### EXERCISE DATA
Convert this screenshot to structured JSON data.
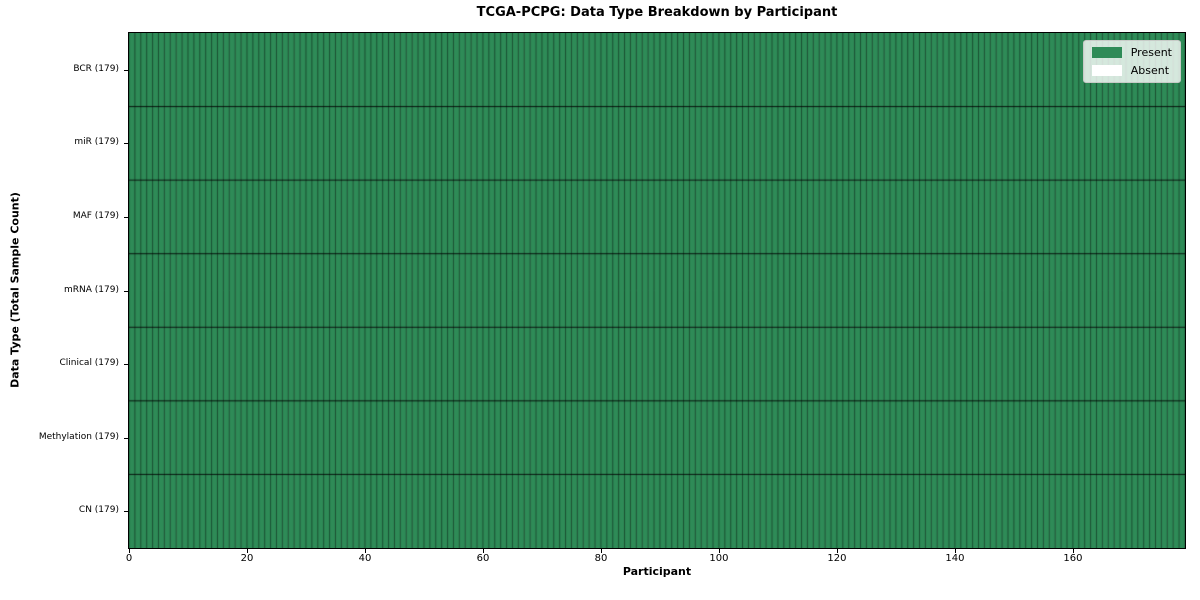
{
  "chart_data": {
    "type": "heatmap",
    "title": "TCGA-PCPG: Data Type Breakdown by Participant",
    "xlabel": "Participant",
    "ylabel": "Data Type (Total Sample Count)",
    "n_participants": 179,
    "x_range": [
      0,
      179
    ],
    "x_ticks": [
      0,
      20,
      40,
      60,
      80,
      100,
      120,
      140,
      160
    ],
    "rows": [
      {
        "label": "BCR (179)",
        "data_type": "BCR",
        "total_sample_count": 179,
        "present_count": 179,
        "absent_count": 0
      },
      {
        "label": "miR (179)",
        "data_type": "miR",
        "total_sample_count": 179,
        "present_count": 179,
        "absent_count": 0
      },
      {
        "label": "MAF (179)",
        "data_type": "MAF",
        "total_sample_count": 179,
        "present_count": 179,
        "absent_count": 0
      },
      {
        "label": "mRNA (179)",
        "data_type": "mRNA",
        "total_sample_count": 179,
        "present_count": 179,
        "absent_count": 0
      },
      {
        "label": "Clinical (179)",
        "data_type": "Clinical",
        "total_sample_count": 179,
        "present_count": 179,
        "absent_count": 0
      },
      {
        "label": "Methylation (179)",
        "data_type": "Methylation",
        "total_sample_count": 179,
        "present_count": 179,
        "absent_count": 0
      },
      {
        "label": "CN (179)",
        "data_type": "CN",
        "total_sample_count": 179,
        "present_count": 179,
        "absent_count": 0
      }
    ],
    "legend": {
      "position": "upper right",
      "entries": [
        {
          "label": "Present",
          "color": "#2e8b57"
        },
        {
          "label": "Absent",
          "color": "#ffffff"
        }
      ]
    },
    "colors": {
      "present": "#2e8b57",
      "absent": "#ffffff",
      "cell_edge": "rgba(0,0,0,0.55)",
      "row_divider": "rgba(0,0,0,0.85)",
      "plot_border": "#000000"
    },
    "grid": "cell-borders",
    "legend_visible": true
  }
}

### WHAT NEEDS TO BE DONE
Find each line in the records above that contains "Clinical", and copy it.

### EXERCISE RESULT
        "label": "Clinical (179)",
        "data_type": "Clinical",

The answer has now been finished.